Problem set.
(a) Update the NLRB article from "The Division of Advice of" up to and including "dismiss the charges.", replacing "Division of Advice" with "Office of Advice" wherever it appears.
(b) Summarize the NLRB article in two sentences.

Text excerpt.
== == ==
The Division of Advice of the National Labor Relations Board (“NLRB” or “Board”), in an Advice Memorandum, dated April 16, 2019 (“Advice Memo”),[1] has concluded that “drivers providing personal transportation services” using Uber Technologies Inc.’s “app-based ride-share platforms” were independent contractors and not employees, as the drivers had alleged in a series of unfair labor practice charges filed in 2014, 2015, and 2016. Based on the Division of Advice’s analysis of the relationship between Uber and the drivers, the General Counsel’s office directed that the Regional Directors in San Francisco, Chicago, and Brooklyn dismiss the charges.

Other Recent Developments 

Given recent pronouncements from the NLRB in decisions such as SuperShuttle DFW, Inc. (367 NLRB N0. 75, January 25, 2019), and the recently released U.S. Department of Labor (“DOL”) Opinion Letter, in which the Board and the DOL have found similar types of gig-economy workers to be independent contractors and not employees, the Advice Memo should not come as a surprise to those who follow developments in this area. In fact, the Advice Memo expressly states that the Division of Advice’s conclusion that drivers using the app are not employees and thus not entitled to the right to unionize or the other protections of the National Labor Relations Act (“Act”) is based on “the common-law agency test as explicated in SuperShuttle DFW, Inc.” As noted in the Advice Memo, the Act’s definition of the term “Employees” explicitly excludes independent contractors. See 29 U.S.C. Section 152(3).

The Board Will Continue to Rely Upon the Restatement (Second) of Agency

 While noting that the Board and the General Counsel will continue to apply these tests for distinguishing between employees and independent contractors, the Advice Memo includes a summary of the “ten nonexhaustive factors enumerated in the Restatement (Second) of Agency” that the Board relies upon:

  • The extent of control which, by the agreement, the master may exercise over the details of the work.
  • Whether or not the one employed is engaged in a distinct occupation or business.
  • The kind of occupation, with reference to whether, in the locality, the work is usually done under the direction of the employer or by a specialist without supervision.
  • The skill required in the occupation.
  • Whether the employer or the workman supplies the instrumentalities, tools, and the place of work for the person doing the work.
  • The length of time for which the person is employed.
  • The method of payment, whether by the time or by the job.
== == ==
Page layout parsing data.
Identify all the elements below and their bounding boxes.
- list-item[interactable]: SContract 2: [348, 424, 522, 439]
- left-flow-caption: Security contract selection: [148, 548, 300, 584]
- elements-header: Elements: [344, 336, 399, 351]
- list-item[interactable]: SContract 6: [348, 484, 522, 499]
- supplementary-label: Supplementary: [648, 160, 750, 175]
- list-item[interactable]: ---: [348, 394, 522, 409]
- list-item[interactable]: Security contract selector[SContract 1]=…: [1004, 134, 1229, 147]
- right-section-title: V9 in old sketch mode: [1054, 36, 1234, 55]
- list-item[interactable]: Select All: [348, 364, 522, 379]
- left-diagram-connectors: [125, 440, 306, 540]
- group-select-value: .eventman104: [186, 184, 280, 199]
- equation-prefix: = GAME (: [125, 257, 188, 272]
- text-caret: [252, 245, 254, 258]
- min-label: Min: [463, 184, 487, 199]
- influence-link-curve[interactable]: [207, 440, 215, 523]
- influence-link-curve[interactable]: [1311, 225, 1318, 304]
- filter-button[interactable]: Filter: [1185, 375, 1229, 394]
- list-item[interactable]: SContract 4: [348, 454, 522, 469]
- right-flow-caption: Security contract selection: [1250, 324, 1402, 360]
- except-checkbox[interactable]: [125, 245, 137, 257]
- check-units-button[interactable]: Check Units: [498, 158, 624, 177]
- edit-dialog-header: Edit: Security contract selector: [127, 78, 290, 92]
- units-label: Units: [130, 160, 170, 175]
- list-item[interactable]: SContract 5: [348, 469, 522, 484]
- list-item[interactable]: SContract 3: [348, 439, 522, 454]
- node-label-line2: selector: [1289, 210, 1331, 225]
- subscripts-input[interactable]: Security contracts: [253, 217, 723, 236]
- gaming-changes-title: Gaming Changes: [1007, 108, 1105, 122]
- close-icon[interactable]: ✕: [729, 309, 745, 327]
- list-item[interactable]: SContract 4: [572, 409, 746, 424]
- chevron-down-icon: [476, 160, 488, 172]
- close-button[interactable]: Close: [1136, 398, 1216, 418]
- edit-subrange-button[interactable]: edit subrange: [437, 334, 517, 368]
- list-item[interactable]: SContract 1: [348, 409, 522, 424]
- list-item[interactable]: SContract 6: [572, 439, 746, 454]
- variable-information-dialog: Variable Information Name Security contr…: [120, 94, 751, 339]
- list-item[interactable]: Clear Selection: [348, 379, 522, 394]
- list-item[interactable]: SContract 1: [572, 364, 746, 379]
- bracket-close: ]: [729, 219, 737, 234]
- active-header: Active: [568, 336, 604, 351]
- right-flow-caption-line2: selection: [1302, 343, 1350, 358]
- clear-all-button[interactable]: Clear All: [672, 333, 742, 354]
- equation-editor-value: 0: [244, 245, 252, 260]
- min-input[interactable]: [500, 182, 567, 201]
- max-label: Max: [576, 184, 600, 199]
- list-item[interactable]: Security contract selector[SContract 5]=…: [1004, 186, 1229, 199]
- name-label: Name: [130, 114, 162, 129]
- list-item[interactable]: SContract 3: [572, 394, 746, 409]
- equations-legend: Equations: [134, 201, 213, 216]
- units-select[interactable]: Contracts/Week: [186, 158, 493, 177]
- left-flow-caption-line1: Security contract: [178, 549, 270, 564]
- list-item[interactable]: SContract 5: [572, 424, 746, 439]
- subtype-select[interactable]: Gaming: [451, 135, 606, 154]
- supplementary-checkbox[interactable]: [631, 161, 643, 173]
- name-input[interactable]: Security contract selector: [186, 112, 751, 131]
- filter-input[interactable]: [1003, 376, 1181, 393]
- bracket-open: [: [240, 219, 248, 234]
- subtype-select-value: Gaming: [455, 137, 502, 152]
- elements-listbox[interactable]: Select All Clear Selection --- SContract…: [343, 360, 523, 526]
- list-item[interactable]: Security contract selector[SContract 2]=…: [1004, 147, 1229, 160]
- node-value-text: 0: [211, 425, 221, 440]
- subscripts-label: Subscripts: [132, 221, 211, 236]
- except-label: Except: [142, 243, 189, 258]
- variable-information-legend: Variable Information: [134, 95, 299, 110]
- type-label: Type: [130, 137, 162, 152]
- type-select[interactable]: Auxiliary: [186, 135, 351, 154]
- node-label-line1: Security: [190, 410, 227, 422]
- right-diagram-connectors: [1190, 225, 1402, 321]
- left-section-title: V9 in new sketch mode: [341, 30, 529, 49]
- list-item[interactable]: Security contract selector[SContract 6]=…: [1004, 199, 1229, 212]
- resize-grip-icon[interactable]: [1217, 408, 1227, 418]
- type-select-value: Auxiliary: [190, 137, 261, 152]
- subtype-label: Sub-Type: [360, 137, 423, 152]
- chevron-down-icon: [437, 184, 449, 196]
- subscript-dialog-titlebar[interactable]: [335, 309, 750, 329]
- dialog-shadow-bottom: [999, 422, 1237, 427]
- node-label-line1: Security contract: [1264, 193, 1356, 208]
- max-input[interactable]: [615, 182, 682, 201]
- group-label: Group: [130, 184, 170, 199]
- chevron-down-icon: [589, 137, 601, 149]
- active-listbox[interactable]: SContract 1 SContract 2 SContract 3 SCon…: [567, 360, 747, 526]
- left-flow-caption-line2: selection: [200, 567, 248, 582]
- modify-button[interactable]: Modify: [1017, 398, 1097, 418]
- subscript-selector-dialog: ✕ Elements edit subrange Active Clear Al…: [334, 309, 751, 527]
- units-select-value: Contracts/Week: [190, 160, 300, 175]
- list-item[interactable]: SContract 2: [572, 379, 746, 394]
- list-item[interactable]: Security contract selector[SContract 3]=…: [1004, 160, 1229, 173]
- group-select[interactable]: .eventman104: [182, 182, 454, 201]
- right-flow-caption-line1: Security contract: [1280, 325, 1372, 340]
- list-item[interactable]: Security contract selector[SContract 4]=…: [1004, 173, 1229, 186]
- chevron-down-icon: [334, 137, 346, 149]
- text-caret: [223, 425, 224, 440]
== == ==
Results of the tasks.
(a)
The Office of Advice of the National Labor Relations Board (“NLRB” or “Board”), in an Advice Memorandum, dated April 16, 2019 (“Advice Memo”),[1] has concluded that “drivers providing personal transportation services” using Uber Technologies Inc.’s “app-based ride-share platforms” were independent contractors and not employees, as the drivers had alleged in a series of unfair labor practice charges filed in 2014, 2015, and 2016. Based on the Office of Advice’s analysis of the relationship between Uber and the drivers, the General Counsel’s office directed that the Regional Directors in San Francisco, Chicago, and Brooklyn dismiss the charges.

(b) In an April 16, 2019 Advice Memorandum, the NLRB's Division of Advice concluded that drivers using Uber's app-based ride-share platforms were independent contractors rather than employees, and the General Counsel's office directed Regional Directors to dismiss the drivers' unfair labor practice charges. The memo based its conclusion on the common-law agency test as explicated in SuperShuttle DFW, Inc., and it summarizes the nonexhaustive factors from the Restatement (Second) of Agency that the Board relies on to distinguish employees from independent contractors.